Copy out each line of the data holding "Average".

## Records to use
>> START

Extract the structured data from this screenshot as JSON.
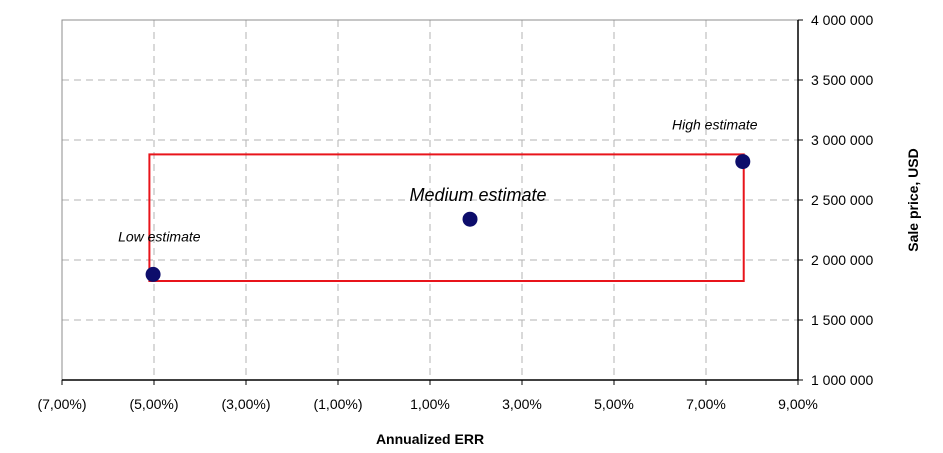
{
  "chart_data": {
    "type": "scatter",
    "title": "",
    "xlabel": "Annualized ERR",
    "ylabel": "Sale price, USD",
    "xlim": [
      -0.07,
      0.09
    ],
    "ylim": [
      1000000,
      4000000
    ],
    "grid": true,
    "x_ticks": [
      -0.07,
      -0.05,
      -0.03,
      -0.01,
      0.01,
      0.03,
      0.05,
      0.07,
      0.09
    ],
    "x_tick_labels": [
      "(7,00%)",
      "(5,00%)",
      "(3,00%)",
      "(1,00%)",
      "1,00%",
      "3,00%",
      "5,00%",
      "7,00%",
      "9,00%"
    ],
    "y_ticks": [
      1000000,
      1500000,
      2000000,
      2500000,
      3000000,
      3500000,
      4000000
    ],
    "y_tick_labels": [
      "1 000 000",
      "1 500 000",
      "2 000 000",
      "2 500 000",
      "3 000 000",
      "3 500 000",
      "4 000 000"
    ],
    "y_axis_side": "right",
    "points": [
      {
        "x": -0.0502,
        "y": 1880000,
        "label": "Low estimate"
      },
      {
        "x": 0.0187,
        "y": 2340000,
        "label": "Medium estimate"
      },
      {
        "x": 0.078,
        "y": 2820000,
        "label": "High estimate"
      }
    ],
    "highlight_box": {
      "x_min": -0.051,
      "x_max": 0.0782,
      "y_min": 1825000,
      "y_max": 2880000
    },
    "colors": {
      "points": "#0d0d6b",
      "box": "#e8141b",
      "grid": "#b3b3b3",
      "axis": "#000000"
    }
  }
}
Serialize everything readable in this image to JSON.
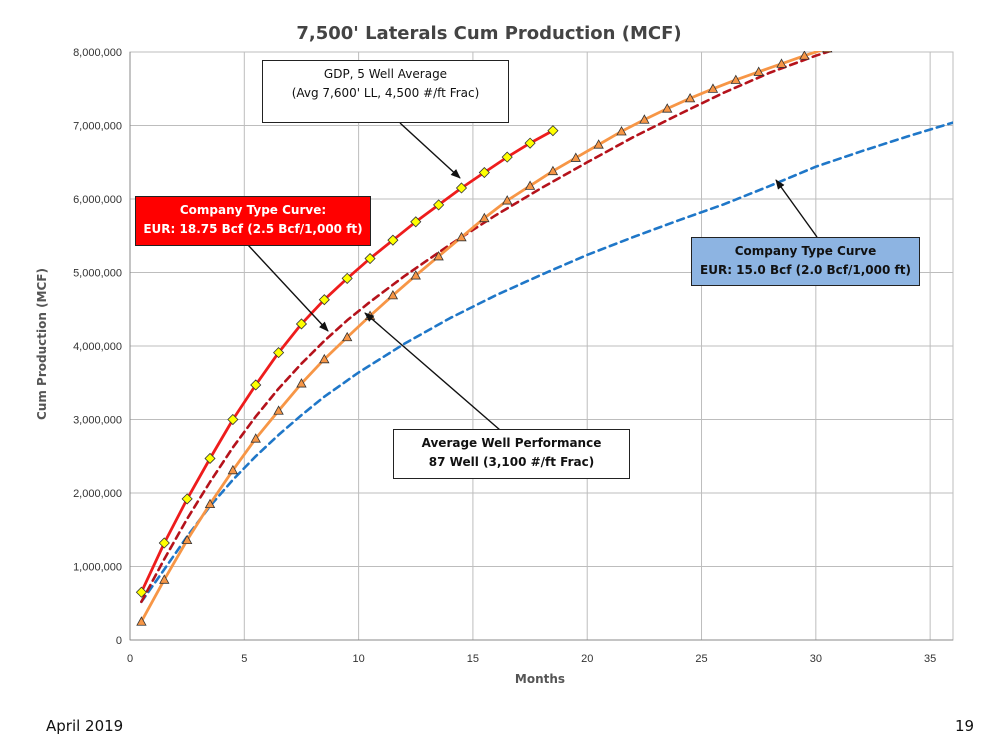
{
  "footer": {
    "date": "April 2019",
    "page": "19"
  },
  "colors": {
    "gdp": "#ee1c1c",
    "type_high": "#b5121b",
    "avg_well": "#f79646",
    "type_low": "#1f77c8",
    "diamond_fill": "#ffff00",
    "red_box": "#ff0000",
    "blue_box": "#8db4e2"
  },
  "chart_data": {
    "type": "line",
    "title": "7,500' Laterals Cum Production (MCF)",
    "xlabel": "Months",
    "ylabel": "Cum Production (MCF)",
    "xlim": [
      0,
      36
    ],
    "ylim": [
      0,
      8000000
    ],
    "xticks": [
      0,
      5,
      10,
      15,
      20,
      25,
      30,
      35
    ],
    "yticks": [
      0,
      1000000,
      2000000,
      3000000,
      4000000,
      5000000,
      6000000,
      7000000,
      8000000
    ],
    "ytick_labels": [
      "0",
      "1,000,000",
      "2,000,000",
      "3,000,000",
      "4,000,000",
      "5,000,000",
      "6,000,000",
      "7,000,000",
      "8,000,000"
    ],
    "grid": true,
    "series": [
      {
        "name": "GDP, 5 Well Average",
        "style": "solid",
        "marker": "diamond",
        "color_key": "gdp",
        "x": [
          0.5,
          1.5,
          2.5,
          3.5,
          4.5,
          5.5,
          6.5,
          7.5,
          8.5,
          9.5,
          10.5,
          11.5,
          12.5,
          13.5,
          14.5,
          15.5,
          16.5,
          17.5,
          18.5
        ],
        "y": [
          650000,
          1320000,
          1920000,
          2470000,
          3000000,
          3470000,
          3910000,
          4300000,
          4630000,
          4920000,
          5190000,
          5440000,
          5690000,
          5920000,
          6150000,
          6360000,
          6570000,
          6760000,
          6930000
        ]
      },
      {
        "name": "Company Type Curve EUR: 18.75 Bcf",
        "style": "dashed",
        "marker": "none",
        "color_key": "type_high",
        "x": [
          0.5,
          1.5,
          2.5,
          3.5,
          4.5,
          5.5,
          6.5,
          7.5,
          8.5,
          9.5,
          10.5,
          12,
          14,
          16,
          18,
          20,
          22,
          24,
          26,
          28,
          30,
          31
        ],
        "y": [
          520000,
          1100000,
          1650000,
          2150000,
          2620000,
          3040000,
          3420000,
          3760000,
          4070000,
          4350000,
          4600000,
          4950000,
          5380000,
          5780000,
          6150000,
          6500000,
          6840000,
          7150000,
          7450000,
          7720000,
          7950000,
          8050000
        ]
      },
      {
        "name": "Average Well Performance 87 Well",
        "style": "solid",
        "marker": "triangle",
        "color_key": "avg_well",
        "x": [
          0.5,
          1.5,
          2.5,
          3.5,
          4.5,
          5.5,
          6.5,
          7.5,
          8.5,
          9.5,
          10.5,
          11.5,
          12.5,
          13.5,
          14.5,
          15.5,
          16.5,
          17.5,
          18.5,
          19.5,
          20.5,
          21.5,
          22.5,
          23.5,
          24.5,
          25.5,
          26.5,
          27.5,
          28.5,
          29.5,
          30.5
        ],
        "y": [
          250000,
          820000,
          1360000,
          1850000,
          2310000,
          2740000,
          3120000,
          3490000,
          3820000,
          4120000,
          4410000,
          4690000,
          4960000,
          5220000,
          5480000,
          5740000,
          5980000,
          6180000,
          6380000,
          6560000,
          6740000,
          6920000,
          7080000,
          7230000,
          7370000,
          7500000,
          7620000,
          7730000,
          7840000,
          7950000,
          8050000
        ]
      },
      {
        "name": "Company Type Curve EUR: 15.0 Bcf",
        "style": "dashed",
        "marker": "none",
        "color_key": "type_low",
        "x": [
          0.5,
          1.5,
          2.5,
          3.5,
          4.5,
          5.5,
          6.5,
          7.5,
          8.5,
          10,
          12,
          14,
          16,
          18,
          20,
          22,
          24,
          26,
          28,
          30,
          32,
          34,
          36
        ],
        "y": [
          520000,
          960000,
          1410000,
          1820000,
          2180000,
          2500000,
          2790000,
          3060000,
          3310000,
          3640000,
          4030000,
          4380000,
          4690000,
          4970000,
          5240000,
          5480000,
          5710000,
          5930000,
          6180000,
          6440000,
          6650000,
          6850000,
          7040000
        ]
      }
    ],
    "annotations": [
      {
        "key": "gdp_box",
        "line1": "GDP, 5 Well Average",
        "line2": "(Avg 7,600' LL, 4,500 #/ft Frac)"
      },
      {
        "key": "type_high_box",
        "line1": "Company Type Curve:",
        "line2": "EUR: 18.75 Bcf (2.5 Bcf/1,000 ft)"
      },
      {
        "key": "avg_box",
        "line1": "Average Well Performance",
        "line2": "87 Well (3,100 #/ft Frac)"
      },
      {
        "key": "type_low_box",
        "line1": "Company Type Curve",
        "line2": "EUR: 15.0 Bcf (2.0 Bcf/1,000 ft)"
      }
    ]
  }
}
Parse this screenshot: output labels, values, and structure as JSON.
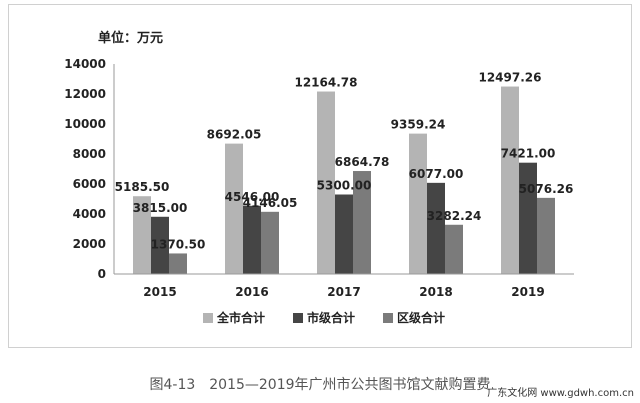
{
  "chart_data": {
    "type": "bar",
    "unit_label": "单位：万元",
    "categories": [
      "2015",
      "2016",
      "2017",
      "2018",
      "2019"
    ],
    "series": [
      {
        "name": "全市合计",
        "color": "#b4b4b4",
        "values": [
          5185.5,
          8692.05,
          12164.78,
          9359.24,
          12497.26
        ],
        "labels": [
          "5185.50",
          "8692.05",
          "12164.78",
          "9359.24",
          "12497.26"
        ]
      },
      {
        "name": "市级合计",
        "color": "#454545",
        "values": [
          3815.0,
          4546.0,
          5300.0,
          6077.0,
          7421.0
        ],
        "labels": [
          "3815.00",
          "4546.00",
          "5300.00",
          "6077.00",
          "7421.00"
        ]
      },
      {
        "name": "区级合计",
        "color": "#7b7b7b",
        "values": [
          1370.5,
          4146.05,
          6864.78,
          3282.24,
          5076.26
        ],
        "labels": [
          "1370.50",
          "4146.05",
          "6864.78",
          "3282.24",
          "5076.26"
        ]
      }
    ],
    "ylim": [
      0,
      14000
    ],
    "yticks": [
      0,
      2000,
      4000,
      6000,
      8000,
      10000,
      12000,
      14000
    ],
    "grid": false,
    "legend_position": "bottom"
  },
  "caption": "图4-13　2015—2019年广州市公共图书馆文献购置费",
  "watermark": "广东文化网 www.gdwh.com.cn"
}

>> END

## Exercise response
        "name": "GDP, 5 Well Average",
        "name": "Average Well Performance 87 Well",
        "line1": "GDP, 5 Well Average",
        "line1": "Average Well Performance",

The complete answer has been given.